──────── TASK MATERIAL

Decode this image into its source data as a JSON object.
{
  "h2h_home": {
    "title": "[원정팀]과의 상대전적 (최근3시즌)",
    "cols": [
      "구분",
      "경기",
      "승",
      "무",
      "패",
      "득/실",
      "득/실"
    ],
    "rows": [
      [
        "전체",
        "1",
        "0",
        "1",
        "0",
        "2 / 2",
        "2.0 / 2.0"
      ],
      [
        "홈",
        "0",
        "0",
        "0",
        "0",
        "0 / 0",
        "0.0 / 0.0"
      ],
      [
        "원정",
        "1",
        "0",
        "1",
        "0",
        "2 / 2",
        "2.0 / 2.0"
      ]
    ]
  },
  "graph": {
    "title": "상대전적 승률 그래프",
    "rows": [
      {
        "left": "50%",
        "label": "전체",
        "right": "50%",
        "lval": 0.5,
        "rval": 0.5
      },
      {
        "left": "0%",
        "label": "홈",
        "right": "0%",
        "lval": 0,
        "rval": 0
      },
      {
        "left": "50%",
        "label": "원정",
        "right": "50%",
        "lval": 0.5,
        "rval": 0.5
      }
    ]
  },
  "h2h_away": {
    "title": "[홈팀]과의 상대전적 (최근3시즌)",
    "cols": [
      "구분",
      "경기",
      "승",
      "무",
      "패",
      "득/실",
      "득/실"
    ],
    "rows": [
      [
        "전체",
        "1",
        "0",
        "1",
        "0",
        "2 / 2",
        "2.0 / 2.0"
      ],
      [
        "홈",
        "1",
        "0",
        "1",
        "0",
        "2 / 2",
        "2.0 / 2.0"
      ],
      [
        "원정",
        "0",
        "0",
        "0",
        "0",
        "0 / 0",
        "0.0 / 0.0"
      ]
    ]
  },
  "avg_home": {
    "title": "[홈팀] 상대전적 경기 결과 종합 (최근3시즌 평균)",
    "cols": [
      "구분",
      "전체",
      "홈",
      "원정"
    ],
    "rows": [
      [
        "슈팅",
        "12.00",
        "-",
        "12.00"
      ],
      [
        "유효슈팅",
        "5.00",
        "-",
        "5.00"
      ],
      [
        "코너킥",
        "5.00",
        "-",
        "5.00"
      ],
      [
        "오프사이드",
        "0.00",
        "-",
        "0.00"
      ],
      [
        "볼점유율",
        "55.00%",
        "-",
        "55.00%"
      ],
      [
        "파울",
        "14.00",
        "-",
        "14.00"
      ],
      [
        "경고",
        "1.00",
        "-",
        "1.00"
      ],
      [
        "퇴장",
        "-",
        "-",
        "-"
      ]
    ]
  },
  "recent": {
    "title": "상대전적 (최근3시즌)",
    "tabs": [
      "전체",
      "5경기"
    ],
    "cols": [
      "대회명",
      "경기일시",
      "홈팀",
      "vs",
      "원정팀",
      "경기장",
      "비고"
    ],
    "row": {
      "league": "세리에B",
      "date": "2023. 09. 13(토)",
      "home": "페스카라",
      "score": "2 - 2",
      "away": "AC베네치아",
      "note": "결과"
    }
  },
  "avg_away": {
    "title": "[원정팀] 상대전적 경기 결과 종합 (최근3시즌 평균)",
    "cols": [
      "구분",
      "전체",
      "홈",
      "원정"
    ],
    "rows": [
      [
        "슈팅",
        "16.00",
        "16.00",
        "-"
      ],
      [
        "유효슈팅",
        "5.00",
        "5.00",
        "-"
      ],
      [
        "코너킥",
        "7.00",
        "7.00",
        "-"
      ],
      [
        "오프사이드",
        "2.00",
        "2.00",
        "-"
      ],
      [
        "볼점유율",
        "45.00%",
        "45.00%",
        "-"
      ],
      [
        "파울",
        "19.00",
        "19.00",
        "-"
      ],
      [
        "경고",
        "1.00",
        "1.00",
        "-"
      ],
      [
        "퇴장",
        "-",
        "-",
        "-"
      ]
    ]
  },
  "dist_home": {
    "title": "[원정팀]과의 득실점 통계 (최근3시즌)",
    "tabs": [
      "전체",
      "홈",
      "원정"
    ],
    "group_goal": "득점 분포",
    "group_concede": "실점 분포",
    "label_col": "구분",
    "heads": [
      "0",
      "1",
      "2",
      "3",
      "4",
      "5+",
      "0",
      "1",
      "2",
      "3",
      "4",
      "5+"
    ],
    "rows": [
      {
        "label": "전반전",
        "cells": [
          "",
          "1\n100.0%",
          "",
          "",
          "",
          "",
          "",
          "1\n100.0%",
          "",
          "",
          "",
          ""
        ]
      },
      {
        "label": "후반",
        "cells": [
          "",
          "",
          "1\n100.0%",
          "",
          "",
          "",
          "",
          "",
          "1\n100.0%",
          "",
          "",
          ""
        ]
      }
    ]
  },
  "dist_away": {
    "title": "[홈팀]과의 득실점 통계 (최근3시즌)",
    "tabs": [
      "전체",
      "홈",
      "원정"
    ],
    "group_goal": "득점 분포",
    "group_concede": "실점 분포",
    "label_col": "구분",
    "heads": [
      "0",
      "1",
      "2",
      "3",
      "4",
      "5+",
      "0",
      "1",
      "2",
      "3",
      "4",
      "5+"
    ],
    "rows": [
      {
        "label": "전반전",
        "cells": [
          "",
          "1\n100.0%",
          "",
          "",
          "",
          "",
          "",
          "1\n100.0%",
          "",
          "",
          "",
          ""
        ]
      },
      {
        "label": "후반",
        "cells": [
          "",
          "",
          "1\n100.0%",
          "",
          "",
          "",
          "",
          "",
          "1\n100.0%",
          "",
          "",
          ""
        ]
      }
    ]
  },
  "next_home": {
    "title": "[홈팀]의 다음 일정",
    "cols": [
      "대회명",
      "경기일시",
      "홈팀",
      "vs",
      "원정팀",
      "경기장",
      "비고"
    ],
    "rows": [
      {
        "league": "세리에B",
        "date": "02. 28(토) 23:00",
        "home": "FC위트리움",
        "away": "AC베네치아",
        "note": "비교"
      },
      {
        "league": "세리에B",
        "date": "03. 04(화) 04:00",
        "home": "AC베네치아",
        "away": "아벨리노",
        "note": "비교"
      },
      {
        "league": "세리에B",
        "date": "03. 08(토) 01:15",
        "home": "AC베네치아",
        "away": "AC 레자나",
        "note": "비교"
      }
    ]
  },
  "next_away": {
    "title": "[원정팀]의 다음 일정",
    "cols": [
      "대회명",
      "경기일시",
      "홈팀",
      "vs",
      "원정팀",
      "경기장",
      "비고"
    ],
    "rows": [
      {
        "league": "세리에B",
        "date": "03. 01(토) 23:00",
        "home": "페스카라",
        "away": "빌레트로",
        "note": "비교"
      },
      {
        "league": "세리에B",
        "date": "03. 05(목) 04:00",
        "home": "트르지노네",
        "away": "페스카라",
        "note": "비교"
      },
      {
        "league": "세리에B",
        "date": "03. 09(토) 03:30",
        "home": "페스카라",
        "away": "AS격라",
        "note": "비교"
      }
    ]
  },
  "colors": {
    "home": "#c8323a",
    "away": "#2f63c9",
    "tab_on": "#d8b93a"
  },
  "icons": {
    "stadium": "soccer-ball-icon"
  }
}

────────────────

WRITTEN PROBLEM: Locate each line with the word "페스카라" and copy it.

COMPLETE ANSWER:
      "home": "페스카라",
        "home": "페스카라",
        "away": "페스카라",
        "home": "페스카라",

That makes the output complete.